START Records provided

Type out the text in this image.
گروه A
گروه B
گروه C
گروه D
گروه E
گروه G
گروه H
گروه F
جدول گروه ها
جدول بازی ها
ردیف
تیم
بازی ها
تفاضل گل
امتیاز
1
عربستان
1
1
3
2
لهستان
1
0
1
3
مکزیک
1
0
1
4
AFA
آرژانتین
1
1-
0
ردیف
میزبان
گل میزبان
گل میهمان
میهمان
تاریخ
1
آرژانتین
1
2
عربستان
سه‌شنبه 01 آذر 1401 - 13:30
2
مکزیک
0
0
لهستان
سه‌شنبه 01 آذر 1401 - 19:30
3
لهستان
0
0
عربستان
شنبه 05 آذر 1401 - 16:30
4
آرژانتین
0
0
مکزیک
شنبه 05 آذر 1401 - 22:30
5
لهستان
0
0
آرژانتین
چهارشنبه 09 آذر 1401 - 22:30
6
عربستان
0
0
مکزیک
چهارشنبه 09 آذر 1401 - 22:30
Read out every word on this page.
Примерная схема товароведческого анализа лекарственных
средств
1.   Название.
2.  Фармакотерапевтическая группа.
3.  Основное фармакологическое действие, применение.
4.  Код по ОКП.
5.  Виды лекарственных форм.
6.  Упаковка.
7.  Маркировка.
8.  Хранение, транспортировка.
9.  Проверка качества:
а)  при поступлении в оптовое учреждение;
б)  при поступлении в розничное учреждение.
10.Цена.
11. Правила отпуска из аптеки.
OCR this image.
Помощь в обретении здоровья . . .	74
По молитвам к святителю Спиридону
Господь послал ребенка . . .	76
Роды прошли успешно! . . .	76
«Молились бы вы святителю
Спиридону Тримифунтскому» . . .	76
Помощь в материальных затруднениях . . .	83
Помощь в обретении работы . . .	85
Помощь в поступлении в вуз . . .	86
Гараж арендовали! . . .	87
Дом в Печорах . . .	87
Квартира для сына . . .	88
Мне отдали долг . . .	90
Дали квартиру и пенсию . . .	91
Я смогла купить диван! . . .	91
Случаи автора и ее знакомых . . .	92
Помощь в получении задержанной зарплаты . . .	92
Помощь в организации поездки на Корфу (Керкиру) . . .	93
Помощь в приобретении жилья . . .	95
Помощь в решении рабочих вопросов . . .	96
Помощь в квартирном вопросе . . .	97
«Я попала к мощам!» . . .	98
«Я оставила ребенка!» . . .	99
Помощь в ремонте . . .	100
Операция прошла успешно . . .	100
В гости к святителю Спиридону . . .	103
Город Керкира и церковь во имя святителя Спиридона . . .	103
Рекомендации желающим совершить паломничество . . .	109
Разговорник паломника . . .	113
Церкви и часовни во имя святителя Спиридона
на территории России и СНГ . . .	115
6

END Records provided

◆ **Challenge**:
Repeat all of the records above exactly as they appear.

◆ **Output below**:
Type out the text in this image.
گروه A
گروه B
گروه C
گروه D
گروه E
گروه G
گروه H
گروه F
جدول گروه ها
جدول بازی ها
ردیف
تیم
بازی ها
تفاضل گل
امتیاز
1
عربستان
1
1
3
2
لهستان
1
0
1
3
مکزیک
1
0
1
4
AFA
آرژانتین
1
1-
0
ردیف
میزبان
گل میزبان
گل میهمان
میهمان
تاریخ
1
آرژانتین
1
2
عربستان
سه‌شنبه 01 آذر 1401 - 13:30
2
مکزیک
0
0
لهستان
سه‌شنبه 01 آذر 1401 - 19:30
3
لهستان
0
0
عربستان
شنبه 05 آذر 1401 - 16:30
4
آرژانتین
0
0
مکزیک
شنبه 05 آذر 1401 - 22:30
5
لهستان
0
0
آرژانتین
چهارشنبه 09 آذر 1401 - 22:30
6
عربستان
0
0
مکزیک
چهارشنبه 09 آذر 1401 - 22:30
Read out every word on this page.
Примерная схема товароведческого анализа лекарственных
средств
1.   Название.
2.  Фармакотерапевтическая группа.
3.  Основное фармакологическое действие, применение.
4.  Код по ОКП.
5.  Виды лекарственных форм.
6.  Упаковка.
7.  Маркировка.
8.  Хранение, транспортировка.
9.  Проверка качества:
а)  при поступлении в оптовое учреждение;
б)  при поступлении в розничное учреждение.
10.Цена.
11. Правила отпуска из аптеки.
OCR this image.
Помощь в обретении здоровья . . .	74
По молитвам к святителю Спиридону
Господь послал ребенка . . .	76
Роды прошли успешно! . . .	76
«Молились бы вы святителю
Спиридону Тримифунтскому» . . .	76
Помощь в материальных затруднениях . . .	83
Помощь в обретении работы . . .	85
Помощь в поступлении в вуз . . .	86
Гараж арендовали! . . .	87
Дом в Печорах . . .	87
Квартира для сына . . .	88
Мне отдали долг . . .	90
Дали квартиру и пенсию . . .	91
Я смогла купить диван! . . .	91
Случаи автора и ее знакомых . . .	92
Помощь в получении задержанной зарплаты . . .	92
Помощь в организации поездки на Корфу (Керкиру) . . .	93
Помощь в приобретении жилья . . .	95
Помощь в решении рабочих вопросов . . .	96
Помощь в квартирном вопросе . . .	97
«Я попала к мощам!» . . .	98
«Я оставила ребенка!» . . .	99
Помощь в ремонте . . .	100
Операция прошла успешно . . .	100
В гости к святителю Спиридону . . .	103
Город Керкира и церковь во имя святителя Спиридона . . .	103
Рекомендации желающим совершить паломничество . . .	109
Разговорник паломника . . .	113
Церкви и часовни во имя святителя Спиридона
на территории России и СНГ . . .	115
6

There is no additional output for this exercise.